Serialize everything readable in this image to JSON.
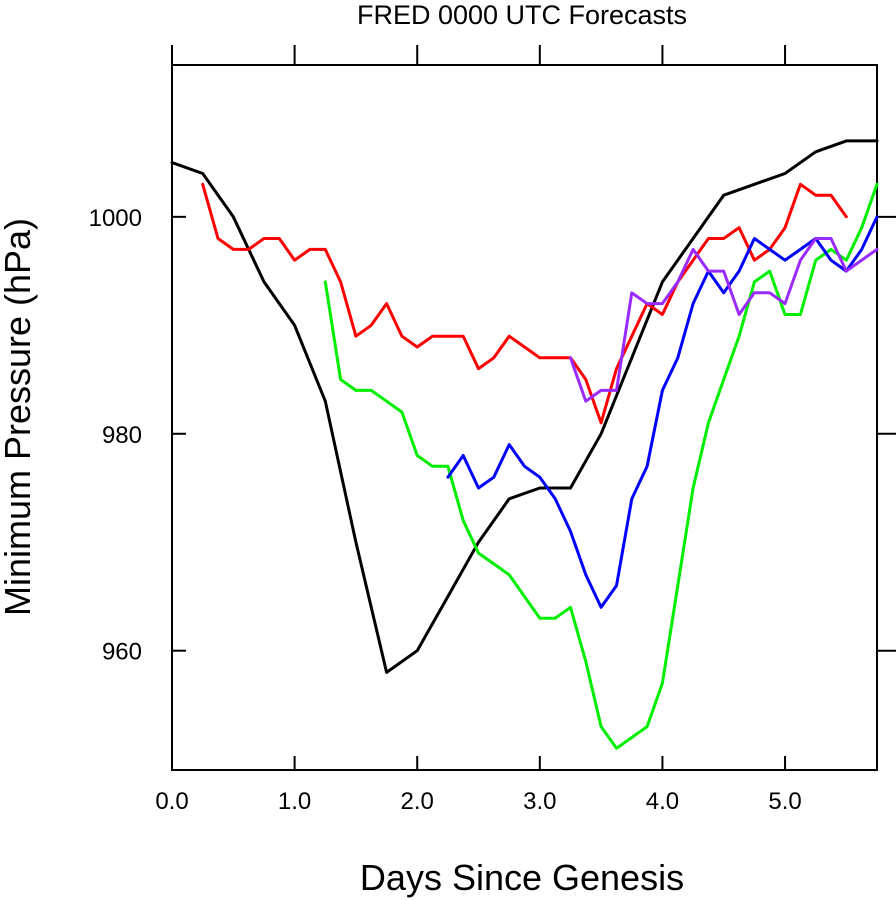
{
  "chart_data": {
    "type": "line",
    "title": "FRED 0000 UTC Forecasts",
    "xlabel": "Days Since Genesis",
    "ylabel": "Minimum Pressure (hPa)",
    "xlim": [
      0.0,
      5.75
    ],
    "ylim": [
      949,
      1014
    ],
    "x_ticks": [
      0.0,
      1.0,
      2.0,
      3.0,
      4.0,
      5.0
    ],
    "x_tick_labels": [
      "0.0",
      "1.0",
      "2.0",
      "3.0",
      "4.0",
      "5.0"
    ],
    "y_ticks": [
      960,
      980,
      1000
    ],
    "y_tick_labels": [
      "960",
      "980",
      "1000"
    ],
    "grid": false,
    "series": [
      {
        "color": "#000000",
        "x": [
          0.0,
          0.25,
          0.5,
          0.75,
          1.0,
          1.25,
          1.5,
          1.75,
          2.0,
          2.25,
          2.5,
          2.75,
          3.0,
          3.25,
          3.5,
          3.75,
          4.0,
          4.25,
          4.5,
          4.75,
          5.0,
          5.25,
          5.5,
          5.75
        ],
        "y": [
          1005,
          1004,
          1000,
          994,
          990,
          983,
          970,
          958,
          960,
          965,
          970,
          974,
          975,
          975,
          980,
          987,
          994,
          998,
          1002,
          1003,
          1004,
          1006,
          1007,
          1007
        ]
      },
      {
        "color": "#ff0000",
        "x": [
          0.25,
          0.375,
          0.5,
          0.625,
          0.75,
          0.875,
          1.0,
          1.125,
          1.25,
          1.375,
          1.5,
          1.625,
          1.75,
          1.875,
          2.0,
          2.125,
          2.25,
          2.375,
          2.5,
          2.625,
          2.75,
          2.875,
          3.0,
          3.125,
          3.25,
          3.375,
          3.5,
          3.625,
          3.75,
          3.875,
          4.0,
          4.125,
          4.25,
          4.375,
          4.5,
          4.625,
          4.75,
          4.875,
          5.0,
          5.125,
          5.25,
          5.375,
          5.5
        ],
        "y": [
          1003,
          998,
          997,
          997,
          998,
          998,
          996,
          997,
          997,
          994,
          989,
          990,
          992,
          989,
          988,
          989,
          989,
          989,
          986,
          987,
          989,
          988,
          987,
          987,
          987,
          985,
          981,
          986,
          989,
          992,
          991,
          994,
          996,
          998,
          998,
          999,
          996,
          997,
          999,
          1003,
          1002,
          1002,
          1000
        ]
      },
      {
        "color": "#00ee00",
        "x": [
          1.25,
          1.375,
          1.5,
          1.625,
          1.75,
          1.875,
          2.0,
          2.125,
          2.25,
          2.375,
          2.5,
          2.625,
          2.75,
          2.875,
          3.0,
          3.125,
          3.25,
          3.375,
          3.5,
          3.625,
          3.75,
          3.875,
          4.0,
          4.125,
          4.25,
          4.375,
          4.5,
          4.625,
          4.75,
          4.875,
          5.0,
          5.125,
          5.25,
          5.375,
          5.5,
          5.625,
          5.75
        ],
        "y": [
          994,
          985,
          984,
          984,
          983,
          982,
          978,
          977,
          977,
          972,
          969,
          968,
          967,
          965,
          963,
          963,
          964,
          959,
          953,
          951,
          952,
          953,
          957,
          966,
          975,
          981,
          985,
          989,
          994,
          995,
          991,
          991,
          996,
          997,
          996,
          999,
          1003
        ]
      },
      {
        "color": "#0000ff",
        "x": [
          2.25,
          2.375,
          2.5,
          2.625,
          2.75,
          2.875,
          3.0,
          3.125,
          3.25,
          3.375,
          3.5,
          3.625,
          3.75,
          3.875,
          4.0,
          4.125,
          4.25,
          4.375,
          4.5,
          4.625,
          4.75,
          4.875,
          5.0,
          5.125,
          5.25,
          5.375,
          5.5,
          5.625,
          5.75
        ],
        "y": [
          976,
          978,
          975,
          976,
          979,
          977,
          976,
          974,
          971,
          967,
          964,
          966,
          974,
          977,
          984,
          987,
          992,
          995,
          993,
          995,
          998,
          997,
          996,
          997,
          998,
          996,
          995,
          997,
          1000
        ]
      },
      {
        "color": "#9a2bff",
        "x": [
          3.25,
          3.375,
          3.5,
          3.625,
          3.75,
          3.875,
          4.0,
          4.125,
          4.25,
          4.375,
          4.5,
          4.625,
          4.75,
          4.875,
          5.0,
          5.125,
          5.25,
          5.375,
          5.5,
          5.625,
          5.75
        ],
        "y": [
          987,
          983,
          984,
          984,
          993,
          992,
          992,
          994,
          997,
          995,
          995,
          991,
          993,
          993,
          992,
          996,
          998,
          998,
          995,
          996,
          997
        ]
      }
    ]
  }
}
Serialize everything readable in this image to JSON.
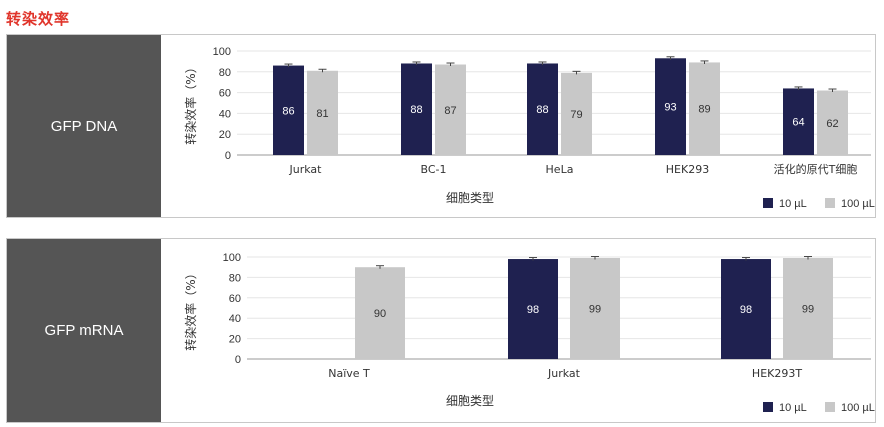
{
  "page": {
    "title": "转染效率"
  },
  "colors": {
    "series_10": "#1f2150",
    "series_100": "#c8c8c8",
    "title": "#e0352b",
    "label_bg": "#555555"
  },
  "chart_data": [
    {
      "type": "bar",
      "panel_label": "GFP DNA",
      "categories": [
        "Jurkat",
        "BC-1",
        "HeLa",
        "HEK293",
        "活化的原代T细胞"
      ],
      "series": [
        {
          "name": "10 µL",
          "values": [
            86,
            88,
            88,
            93,
            64
          ]
        },
        {
          "name": "100 µL",
          "values": [
            81,
            87,
            79,
            89,
            62
          ]
        }
      ],
      "xlabel": "细胞类型",
      "ylabel": "转染效率（%）",
      "ylim": [
        0,
        100
      ],
      "yticks": [
        0,
        20,
        40,
        60,
        80,
        100
      ],
      "grid": true,
      "legend": "bottom-right"
    },
    {
      "type": "bar",
      "panel_label": "GFP mRNA",
      "categories": [
        "Naïve T",
        "Jurkat",
        "HEK293T"
      ],
      "series": [
        {
          "name": "10 µL",
          "values": [
            null,
            98,
            98
          ]
        },
        {
          "name": "100 µL",
          "values": [
            90,
            99,
            99
          ]
        }
      ],
      "xlabel": "细胞类型",
      "ylabel": "转染效率（%）",
      "ylim": [
        0,
        100
      ],
      "yticks": [
        0,
        20,
        40,
        60,
        80,
        100
      ],
      "grid": true,
      "legend": "bottom-right"
    }
  ]
}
__________
### Your task
Retype the listing above exactly, please. Pictures do not belong in the copy.

### Your response
Serialize everything readable in this image to JSON.
{
  "chart_data": {
    "type": "line",
    "title": "FRED 0000 UTC Forecasts",
    "xlabel": "Days Since Genesis",
    "ylabel": "Minimum Pressure (hPa)",
    "xlim": [
      0.0,
      5.75
    ],
    "ylim": [
      949,
      1014
    ],
    "x_ticks": [
      0.0,
      1.0,
      2.0,
      3.0,
      4.0,
      5.0
    ],
    "x_tick_labels": [
      "0.0",
      "1.0",
      "2.0",
      "3.0",
      "4.0",
      "5.0"
    ],
    "y_ticks": [
      960,
      980,
      1000
    ],
    "y_tick_labels": [
      "960",
      "980",
      "1000"
    ],
    "grid": false,
    "series": [
      {
        "color": "#000000",
        "x": [
          0.0,
          0.25,
          0.5,
          0.75,
          1.0,
          1.25,
          1.5,
          1.75,
          2.0,
          2.25,
          2.5,
          2.75,
          3.0,
          3.25,
          3.5,
          3.75,
          4.0,
          4.25,
          4.5,
          4.75,
          5.0,
          5.25,
          5.5,
          5.75
        ],
        "y": [
          1005,
          1004,
          1000,
          994,
          990,
          983,
          970,
          958,
          960,
          965,
          970,
          974,
          975,
          975,
          980,
          987,
          994,
          998,
          1002,
          1003,
          1004,
          1006,
          1007,
          1007
        ]
      },
      {
        "color": "#ff0000",
        "x": [
          0.25,
          0.375,
          0.5,
          0.625,
          0.75,
          0.875,
          1.0,
          1.125,
          1.25,
          1.375,
          1.5,
          1.625,
          1.75,
          1.875,
          2.0,
          2.125,
          2.25,
          2.375,
          2.5,
          2.625,
          2.75,
          2.875,
          3.0,
          3.125,
          3.25,
          3.375,
          3.5,
          3.625,
          3.75,
          3.875,
          4.0,
          4.125,
          4.25,
          4.375,
          4.5,
          4.625,
          4.75,
          4.875,
          5.0,
          5.125,
          5.25,
          5.375,
          5.5
        ],
        "y": [
          1003,
          998,
          997,
          997,
          998,
          998,
          996,
          997,
          997,
          994,
          989,
          990,
          992,
          989,
          988,
          989,
          989,
          989,
          986,
          987,
          989,
          988,
          987,
          987,
          987,
          985,
          981,
          986,
          989,
          992,
          991,
          994,
          996,
          998,
          998,
          999,
          996,
          997,
          999,
          1003,
          1002,
          1002,
          1000
        ]
      },
      {
        "color": "#00ee00",
        "x": [
          1.25,
          1.375,
          1.5,
          1.625,
          1.75,
          1.875,
          2.0,
          2.125,
          2.25,
          2.375,
          2.5,
          2.625,
          2.75,
          2.875,
          3.0,
          3.125,
          3.25,
          3.375,
          3.5,
          3.625,
          3.75,
          3.875,
          4.0,
          4.125,
          4.25,
          4.375,
          4.5,
          4.625,
          4.75,
          4.875,
          5.0,
          5.125,
          5.25,
          5.375,
          5.5,
          5.625,
          5.75
        ],
        "y": [
          994,
          985,
          984,
          984,
          983,
          982,
          978,
          977,
          977,
          972,
          969,
          968,
          967,
          965,
          963,
          963,
          964,
          959,
          953,
          951,
          952,
          953,
          957,
          966,
          975,
          981,
          985,
          989,
          994,
          995,
          991,
          991,
          996,
          997,
          996,
          999,
          1003
        ]
      },
      {
        "color": "#0000ff",
        "x": [
          2.25,
          2.375,
          2.5,
          2.625,
          2.75,
          2.875,
          3.0,
          3.125,
          3.25,
          3.375,
          3.5,
          3.625,
          3.75,
          3.875,
          4.0,
          4.125,
          4.25,
          4.375,
          4.5,
          4.625,
          4.75,
          4.875,
          5.0,
          5.125,
          5.25,
          5.375,
          5.5,
          5.625,
          5.75
        ],
        "y": [
          976,
          978,
          975,
          976,
          979,
          977,
          976,
          974,
          971,
          967,
          964,
          966,
          974,
          977,
          984,
          987,
          992,
          995,
          993,
          995,
          998,
          997,
          996,
          997,
          998,
          996,
          995,
          997,
          1000
        ]
      },
      {
        "color": "#9a2bff",
        "x": [
          3.25,
          3.375,
          3.5,
          3.625,
          3.75,
          3.875,
          4.0,
          4.125,
          4.25,
          4.375,
          4.5,
          4.625,
          4.75,
          4.875,
          5.0,
          5.125,
          5.25,
          5.375,
          5.5,
          5.625,
          5.75
        ],
        "y": [
          987,
          983,
          984,
          984,
          993,
          992,
          992,
          994,
          997,
          995,
          995,
          991,
          993,
          993,
          992,
          996,
          998,
          998,
          995,
          996,
          997
        ]
      }
    ]
  }
}
Serialize everything readable in this image to JSON.
{
  "page": {
    "title": "转染效率"
  },
  "colors": {
    "series_10": "#1f2150",
    "series_100": "#c8c8c8",
    "title": "#e0352b",
    "label_bg": "#555555"
  },
  "chart_data": [
    {
      "type": "bar",
      "panel_label": "GFP DNA",
      "categories": [
        "Jurkat",
        "BC-1",
        "HeLa",
        "HEK293",
        "活化的原代T细胞"
      ],
      "series": [
        {
          "name": "10 µL",
          "values": [
            86,
            88,
            88,
            93,
            64
          ]
        },
        {
          "name": "100 µL",
          "values": [
            81,
            87,
            79,
            89,
            62
          ]
        }
      ],
      "xlabel": "细胞类型",
      "ylabel": "转染效率（%）",
      "ylim": [
        0,
        100
      ],
      "yticks": [
        0,
        20,
        40,
        60,
        80,
        100
      ],
      "grid": true,
      "legend": "bottom-right"
    },
    {
      "type": "bar",
      "panel_label": "GFP mRNA",
      "categories": [
        "Naïve T",
        "Jurkat",
        "HEK293T"
      ],
      "series": [
        {
          "name": "10 µL",
          "values": [
            null,
            98,
            98
          ]
        },
        {
          "name": "100 µL",
          "values": [
            90,
            99,
            99
          ]
        }
      ],
      "xlabel": "细胞类型",
      "ylabel": "转染效率（%）",
      "ylim": [
        0,
        100
      ],
      "yticks": [
        0,
        20,
        40,
        60,
        80,
        100
      ],
      "grid": true,
      "legend": "bottom-right"
    }
  ]
}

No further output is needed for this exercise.